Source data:
Start
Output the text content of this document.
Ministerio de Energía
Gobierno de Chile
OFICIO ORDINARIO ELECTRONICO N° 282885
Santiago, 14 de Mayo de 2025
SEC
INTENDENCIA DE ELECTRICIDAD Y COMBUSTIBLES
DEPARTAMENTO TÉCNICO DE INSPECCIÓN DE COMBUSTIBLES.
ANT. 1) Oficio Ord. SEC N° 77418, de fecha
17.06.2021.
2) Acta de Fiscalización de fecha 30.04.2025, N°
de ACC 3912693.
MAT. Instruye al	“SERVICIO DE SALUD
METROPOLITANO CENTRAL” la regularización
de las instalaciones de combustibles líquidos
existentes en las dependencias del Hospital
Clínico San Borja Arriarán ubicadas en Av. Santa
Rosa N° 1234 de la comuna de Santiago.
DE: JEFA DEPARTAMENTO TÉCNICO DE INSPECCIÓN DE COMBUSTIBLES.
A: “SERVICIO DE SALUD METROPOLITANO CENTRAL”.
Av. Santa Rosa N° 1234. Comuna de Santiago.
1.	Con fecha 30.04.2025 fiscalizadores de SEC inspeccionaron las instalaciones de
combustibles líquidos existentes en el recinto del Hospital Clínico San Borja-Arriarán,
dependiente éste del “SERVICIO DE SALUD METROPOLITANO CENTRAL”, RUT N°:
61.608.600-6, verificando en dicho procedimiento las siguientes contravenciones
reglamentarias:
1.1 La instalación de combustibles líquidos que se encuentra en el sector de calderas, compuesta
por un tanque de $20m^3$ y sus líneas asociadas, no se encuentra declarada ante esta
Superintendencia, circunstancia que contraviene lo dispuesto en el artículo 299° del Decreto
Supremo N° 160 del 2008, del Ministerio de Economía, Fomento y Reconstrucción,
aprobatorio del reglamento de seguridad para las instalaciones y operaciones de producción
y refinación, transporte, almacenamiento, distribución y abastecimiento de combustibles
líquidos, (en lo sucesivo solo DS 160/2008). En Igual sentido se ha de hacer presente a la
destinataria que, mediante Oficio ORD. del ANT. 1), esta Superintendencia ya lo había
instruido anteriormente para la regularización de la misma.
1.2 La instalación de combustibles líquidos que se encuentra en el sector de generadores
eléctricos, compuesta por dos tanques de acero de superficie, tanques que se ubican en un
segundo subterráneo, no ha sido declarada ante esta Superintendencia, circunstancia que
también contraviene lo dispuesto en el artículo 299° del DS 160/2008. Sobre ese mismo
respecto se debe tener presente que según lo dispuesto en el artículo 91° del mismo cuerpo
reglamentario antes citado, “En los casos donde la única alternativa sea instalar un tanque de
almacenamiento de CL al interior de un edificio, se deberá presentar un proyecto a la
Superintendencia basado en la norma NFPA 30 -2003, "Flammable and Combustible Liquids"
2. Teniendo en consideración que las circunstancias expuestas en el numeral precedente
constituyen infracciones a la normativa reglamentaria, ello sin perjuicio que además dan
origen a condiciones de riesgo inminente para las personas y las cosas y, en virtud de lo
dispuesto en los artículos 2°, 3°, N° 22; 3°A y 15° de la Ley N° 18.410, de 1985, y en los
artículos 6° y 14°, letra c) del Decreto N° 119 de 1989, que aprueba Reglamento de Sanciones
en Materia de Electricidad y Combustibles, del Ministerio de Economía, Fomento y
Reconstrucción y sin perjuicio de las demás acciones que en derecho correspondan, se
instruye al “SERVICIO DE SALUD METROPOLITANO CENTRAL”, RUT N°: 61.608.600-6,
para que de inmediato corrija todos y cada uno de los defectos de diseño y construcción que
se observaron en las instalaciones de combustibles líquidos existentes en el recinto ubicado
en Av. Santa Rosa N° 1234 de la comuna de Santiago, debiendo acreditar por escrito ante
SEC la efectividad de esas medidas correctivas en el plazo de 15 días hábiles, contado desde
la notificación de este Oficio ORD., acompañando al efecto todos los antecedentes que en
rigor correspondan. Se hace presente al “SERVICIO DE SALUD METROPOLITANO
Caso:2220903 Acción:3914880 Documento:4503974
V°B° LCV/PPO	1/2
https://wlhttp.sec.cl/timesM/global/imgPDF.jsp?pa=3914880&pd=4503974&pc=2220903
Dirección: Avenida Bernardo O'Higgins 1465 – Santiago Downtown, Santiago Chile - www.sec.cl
End
== SHORT EXERCISE ==
Reproduce the full listing word for word.

== ANSWER BELOW ==
Output the text content of this document.
Ministerio de Energía
Gobierno de Chile
OFICIO ORDINARIO ELECTRONICO N° 282885
Santiago, 14 de Mayo de 2025
SEC
INTENDENCIA DE ELECTRICIDAD Y COMBUSTIBLES
DEPARTAMENTO TÉCNICO DE INSPECCIÓN DE COMBUSTIBLES.
ANT. 1) Oficio Ord. SEC N° 77418, de fecha
17.06.2021.
2) Acta de Fiscalización de fecha 30.04.2025, N°
de ACC 3912693.
MAT. Instruye al	“SERVICIO DE SALUD
METROPOLITANO CENTRAL” la regularización
de las instalaciones de combustibles líquidos
existentes en las dependencias del Hospital
Clínico San Borja Arriarán ubicadas en Av. Santa
Rosa N° 1234 de la comuna de Santiago.
DE: JEFA DEPARTAMENTO TÉCNICO DE INSPECCIÓN DE COMBUSTIBLES.
A: “SERVICIO DE SALUD METROPOLITANO CENTRAL”.
Av. Santa Rosa N° 1234. Comuna de Santiago.
1.	Con fecha 30.04.2025 fiscalizadores de SEC inspeccionaron las instalaciones de
combustibles líquidos existentes en el recinto del Hospital Clínico San Borja-Arriarán,
dependiente éste del “SERVICIO DE SALUD METROPOLITANO CENTRAL”, RUT N°:
61.608.600-6, verificando en dicho procedimiento las siguientes contravenciones
reglamentarias:
1.1 La instalación de combustibles líquidos que se encuentra en el sector de calderas, compuesta
por un tanque de $20m^3$ y sus líneas asociadas, no se encuentra declarada ante esta
Superintendencia, circunstancia que contraviene lo dispuesto en el artículo 299° del Decreto
Supremo N° 160 del 2008, del Ministerio de Economía, Fomento y Reconstrucción,
aprobatorio del reglamento de seguridad para las instalaciones y operaciones de producción
y refinación, transporte, almacenamiento, distribución y abastecimiento de combustibles
líquidos, (en lo sucesivo solo DS 160/2008). En Igual sentido se ha de hacer presente a la
destinataria que, mediante Oficio ORD. del ANT. 1), esta Superintendencia ya lo había
instruido anteriormente para la regularización de la misma.
1.2 La instalación de combustibles líquidos que se encuentra en el sector de generadores
eléctricos, compuesta por dos tanques de acero de superficie, tanques que se ubican en un
segundo subterráneo, no ha sido declarada ante esta Superintendencia, circunstancia que
también contraviene lo dispuesto en el artículo 299° del DS 160/2008. Sobre ese mismo
respecto se debe tener presente que según lo dispuesto en el artículo 91° del mismo cuerpo
reglamentario antes citado, “En los casos donde la única alternativa sea instalar un tanque de
almacenamiento de CL al interior de un edificio, se deberá presentar un proyecto a la
Superintendencia basado en la norma NFPA 30 -2003, "Flammable and Combustible Liquids"
2. Teniendo en consideración que las circunstancias expuestas en el numeral precedente
constituyen infracciones a la normativa reglamentaria, ello sin perjuicio que además dan
origen a condiciones de riesgo inminente para las personas y las cosas y, en virtud de lo
dispuesto en los artículos 2°, 3°, N° 22; 3°A y 15° de la Ley N° 18.410, de 1985, y en los
artículos 6° y 14°, letra c) del Decreto N° 119 de 1989, que aprueba Reglamento de Sanciones
en Materia de Electricidad y Combustibles, del Ministerio de Economía, Fomento y
Reconstrucción y sin perjuicio de las demás acciones que en derecho correspondan, se
instruye al “SERVICIO DE SALUD METROPOLITANO CENTRAL”, RUT N°: 61.608.600-6,
para que de inmediato corrija todos y cada uno de los defectos de diseño y construcción que
se observaron en las instalaciones de combustibles líquidos existentes en el recinto ubicado
en Av. Santa Rosa N° 1234 de la comuna de Santiago, debiendo acreditar por escrito ante
SEC la efectividad de esas medidas correctivas en el plazo de 15 días hábiles, contado desde
la notificación de este Oficio ORD., acompañando al efecto todos los antecedentes que en
rigor correspondan. Se hace presente al “SERVICIO DE SALUD METROPOLITANO
Caso:2220903 Acción:3914880 Documento:4503974
V°B° LCV/PPO	1/2
https://wlhttp.sec.cl/timesM/global/imgPDF.jsp?pa=3914880&pd=4503974&pc=2220903
Dirección: Avenida Bernardo O'Higgins 1465 – Santiago Downtown, Santiago Chile - www.sec.cl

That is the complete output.